:: Problem to solve ::
Using the data below, copy every line that contains the word "text".

Start of Supplied records

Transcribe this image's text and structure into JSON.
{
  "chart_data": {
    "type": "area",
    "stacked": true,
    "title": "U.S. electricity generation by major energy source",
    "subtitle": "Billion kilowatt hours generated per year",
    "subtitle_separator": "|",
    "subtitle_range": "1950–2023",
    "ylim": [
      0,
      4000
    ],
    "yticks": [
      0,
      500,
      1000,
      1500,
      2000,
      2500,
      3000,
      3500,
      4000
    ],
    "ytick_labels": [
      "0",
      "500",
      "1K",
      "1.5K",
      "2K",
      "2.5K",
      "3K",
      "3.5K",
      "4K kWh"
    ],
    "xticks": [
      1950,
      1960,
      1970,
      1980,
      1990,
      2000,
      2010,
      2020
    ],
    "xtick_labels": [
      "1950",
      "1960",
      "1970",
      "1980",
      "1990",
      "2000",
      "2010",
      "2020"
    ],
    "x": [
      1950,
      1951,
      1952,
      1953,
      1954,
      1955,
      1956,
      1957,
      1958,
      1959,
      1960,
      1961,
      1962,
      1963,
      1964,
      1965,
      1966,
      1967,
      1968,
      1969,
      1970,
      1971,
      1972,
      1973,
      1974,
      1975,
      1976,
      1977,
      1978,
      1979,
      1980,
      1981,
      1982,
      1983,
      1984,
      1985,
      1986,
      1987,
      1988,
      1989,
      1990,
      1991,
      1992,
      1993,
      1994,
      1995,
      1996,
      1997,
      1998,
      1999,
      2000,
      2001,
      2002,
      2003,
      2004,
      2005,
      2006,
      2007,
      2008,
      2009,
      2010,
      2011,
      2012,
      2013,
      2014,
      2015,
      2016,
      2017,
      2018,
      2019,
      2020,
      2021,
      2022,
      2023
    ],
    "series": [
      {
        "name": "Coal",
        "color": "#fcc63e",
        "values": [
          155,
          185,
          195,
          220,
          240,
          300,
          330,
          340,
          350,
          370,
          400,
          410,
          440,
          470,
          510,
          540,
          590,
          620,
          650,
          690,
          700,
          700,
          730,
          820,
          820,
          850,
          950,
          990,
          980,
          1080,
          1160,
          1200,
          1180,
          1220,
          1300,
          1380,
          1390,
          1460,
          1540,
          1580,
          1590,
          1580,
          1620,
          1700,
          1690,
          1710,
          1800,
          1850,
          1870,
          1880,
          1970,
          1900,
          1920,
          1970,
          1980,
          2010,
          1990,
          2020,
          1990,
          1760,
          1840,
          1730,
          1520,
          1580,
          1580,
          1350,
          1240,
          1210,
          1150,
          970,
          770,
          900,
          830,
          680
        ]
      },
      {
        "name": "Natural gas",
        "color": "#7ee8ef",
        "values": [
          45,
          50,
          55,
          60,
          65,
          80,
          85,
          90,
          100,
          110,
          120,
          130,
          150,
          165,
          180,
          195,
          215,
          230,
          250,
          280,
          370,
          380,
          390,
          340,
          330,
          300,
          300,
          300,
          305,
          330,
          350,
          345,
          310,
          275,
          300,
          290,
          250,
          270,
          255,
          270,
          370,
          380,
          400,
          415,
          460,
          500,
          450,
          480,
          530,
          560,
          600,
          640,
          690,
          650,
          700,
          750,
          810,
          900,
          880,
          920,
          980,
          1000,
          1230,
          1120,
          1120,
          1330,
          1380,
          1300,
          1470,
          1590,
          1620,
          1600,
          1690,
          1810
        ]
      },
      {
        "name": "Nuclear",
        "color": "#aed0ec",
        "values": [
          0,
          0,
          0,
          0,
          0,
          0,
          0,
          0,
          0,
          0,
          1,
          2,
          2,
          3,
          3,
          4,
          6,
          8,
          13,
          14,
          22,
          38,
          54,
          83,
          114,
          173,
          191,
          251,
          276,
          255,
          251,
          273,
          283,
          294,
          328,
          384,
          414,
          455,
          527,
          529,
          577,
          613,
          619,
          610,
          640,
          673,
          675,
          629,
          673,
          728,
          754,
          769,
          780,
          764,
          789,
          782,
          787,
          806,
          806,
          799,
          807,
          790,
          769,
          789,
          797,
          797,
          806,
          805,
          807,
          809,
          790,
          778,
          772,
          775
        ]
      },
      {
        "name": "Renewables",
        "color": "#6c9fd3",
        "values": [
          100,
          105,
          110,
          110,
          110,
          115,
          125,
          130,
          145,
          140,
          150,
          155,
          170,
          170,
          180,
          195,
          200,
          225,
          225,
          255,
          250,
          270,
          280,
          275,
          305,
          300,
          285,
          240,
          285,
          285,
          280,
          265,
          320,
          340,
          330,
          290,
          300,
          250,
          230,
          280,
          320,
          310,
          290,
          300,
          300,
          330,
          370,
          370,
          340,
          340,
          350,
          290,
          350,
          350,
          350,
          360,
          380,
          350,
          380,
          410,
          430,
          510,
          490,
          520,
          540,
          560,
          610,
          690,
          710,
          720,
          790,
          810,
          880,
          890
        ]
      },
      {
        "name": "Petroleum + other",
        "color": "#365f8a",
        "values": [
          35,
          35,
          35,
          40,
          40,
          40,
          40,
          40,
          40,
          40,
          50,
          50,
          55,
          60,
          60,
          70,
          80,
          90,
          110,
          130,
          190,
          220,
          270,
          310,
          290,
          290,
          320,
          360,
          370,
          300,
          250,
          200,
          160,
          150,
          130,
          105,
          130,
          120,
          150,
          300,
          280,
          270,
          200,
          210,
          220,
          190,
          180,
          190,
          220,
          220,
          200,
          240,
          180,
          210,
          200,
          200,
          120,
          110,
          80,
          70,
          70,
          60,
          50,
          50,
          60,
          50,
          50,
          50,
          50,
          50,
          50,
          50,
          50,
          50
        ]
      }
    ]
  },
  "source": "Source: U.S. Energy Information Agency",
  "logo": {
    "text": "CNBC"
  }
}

End of Supplied records

:: Solution for this problem ::
Transcribe this image's text and structure into JSON.
    "text": "CNBC"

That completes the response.